▸ YOUR OBJECTIVE
The records below must be written out exactly, with every picture left behind.

▸ Data entries for graphics
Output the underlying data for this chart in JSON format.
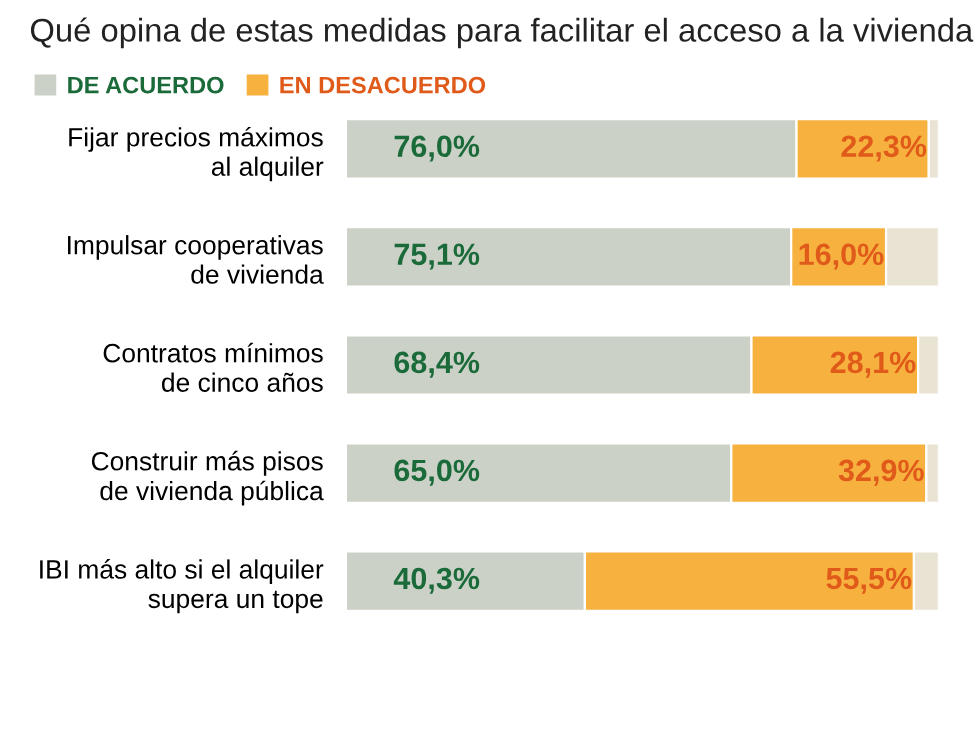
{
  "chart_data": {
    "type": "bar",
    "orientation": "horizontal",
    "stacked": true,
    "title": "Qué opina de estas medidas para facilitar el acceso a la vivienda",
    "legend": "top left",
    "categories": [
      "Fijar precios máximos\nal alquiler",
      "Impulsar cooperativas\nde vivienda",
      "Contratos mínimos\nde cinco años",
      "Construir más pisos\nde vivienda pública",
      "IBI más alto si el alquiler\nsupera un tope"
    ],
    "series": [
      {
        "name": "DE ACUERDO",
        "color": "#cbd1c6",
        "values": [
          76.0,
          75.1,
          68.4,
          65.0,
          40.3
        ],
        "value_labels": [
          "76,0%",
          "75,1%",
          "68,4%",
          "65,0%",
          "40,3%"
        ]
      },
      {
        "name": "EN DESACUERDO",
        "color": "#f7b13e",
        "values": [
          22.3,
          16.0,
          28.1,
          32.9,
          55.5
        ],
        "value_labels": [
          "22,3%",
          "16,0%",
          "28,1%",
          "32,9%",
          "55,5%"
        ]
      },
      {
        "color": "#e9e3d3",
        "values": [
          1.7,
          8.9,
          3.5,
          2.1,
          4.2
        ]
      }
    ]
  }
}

▸ RESPONSE BELOW
Output the underlying data for this chart in JSON format.
{
  "chart_data": {
    "type": "bar",
    "orientation": "horizontal",
    "stacked": true,
    "title": "Qué opina de estas medidas para facilitar el acceso a la vivienda",
    "legend": "top left",
    "categories": [
      "Fijar precios máximos\nal alquiler",
      "Impulsar cooperativas\nde vivienda",
      "Contratos mínimos\nde cinco años",
      "Construir más pisos\nde vivienda pública",
      "IBI más alto si el alquiler\nsupera un tope"
    ],
    "series": [
      {
        "name": "DE ACUERDO",
        "color": "#cbd1c6",
        "values": [
          76.0,
          75.1,
          68.4,
          65.0,
          40.3
        ],
        "value_labels": [
          "76,0%",
          "75,1%",
          "68,4%",
          "65,0%",
          "40,3%"
        ]
      },
      {
        "name": "EN DESACUERDO",
        "color": "#f7b13e",
        "values": [
          22.3,
          16.0,
          28.1,
          32.9,
          55.5
        ],
        "value_labels": [
          "22,3%",
          "16,0%",
          "28,1%",
          "32,9%",
          "55,5%"
        ]
      },
      {
        "color": "#e9e3d3",
        "values": [
          1.7,
          8.9,
          3.5,
          2.1,
          4.2
        ]
      }
    ]
  }
}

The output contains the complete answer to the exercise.